Stored data:
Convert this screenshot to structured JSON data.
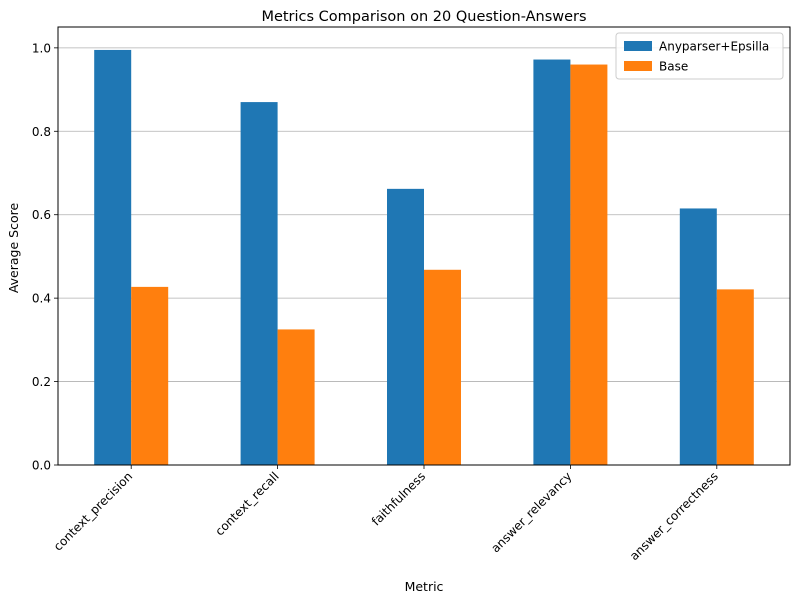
{
  "chart_data": {
    "type": "bar",
    "title": "Metrics Comparison on 20 Question-Answers",
    "xlabel": "Metric",
    "ylabel": "Average Score",
    "categories": [
      "context_precision",
      "context_recall",
      "faithfulness",
      "answer_relevancy",
      "answer_correctness"
    ],
    "series": [
      {
        "name": "Anyparser+Epsilla",
        "color": "#1f77b4",
        "values": [
          0.995,
          0.87,
          0.662,
          0.972,
          0.615
        ]
      },
      {
        "name": "Base",
        "color": "#ff7f0e",
        "values": [
          0.427,
          0.325,
          0.468,
          0.96,
          0.421
        ]
      }
    ],
    "ylim": [
      0,
      1.05
    ],
    "yticks": [
      "0.0",
      "0.2",
      "0.4",
      "0.6",
      "0.8",
      "1.0"
    ],
    "grid": "horizontal",
    "legend_position": "top-right"
  }
}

Exercise description: Write out the entries above word for word. Do not include the pictures.

Written response:
Convert this screenshot to structured JSON data.
{
  "chart_data": {
    "type": "bar",
    "title": "Metrics Comparison on 20 Question-Answers",
    "xlabel": "Metric",
    "ylabel": "Average Score",
    "categories": [
      "context_precision",
      "context_recall",
      "faithfulness",
      "answer_relevancy",
      "answer_correctness"
    ],
    "series": [
      {
        "name": "Anyparser+Epsilla",
        "color": "#1f77b4",
        "values": [
          0.995,
          0.87,
          0.662,
          0.972,
          0.615
        ]
      },
      {
        "name": "Base",
        "color": "#ff7f0e",
        "values": [
          0.427,
          0.325,
          0.468,
          0.96,
          0.421
        ]
      }
    ],
    "ylim": [
      0,
      1.05
    ],
    "yticks": [
      "0.0",
      "0.2",
      "0.4",
      "0.6",
      "0.8",
      "1.0"
    ],
    "grid": "horizontal",
    "legend_position": "top-right"
  }
}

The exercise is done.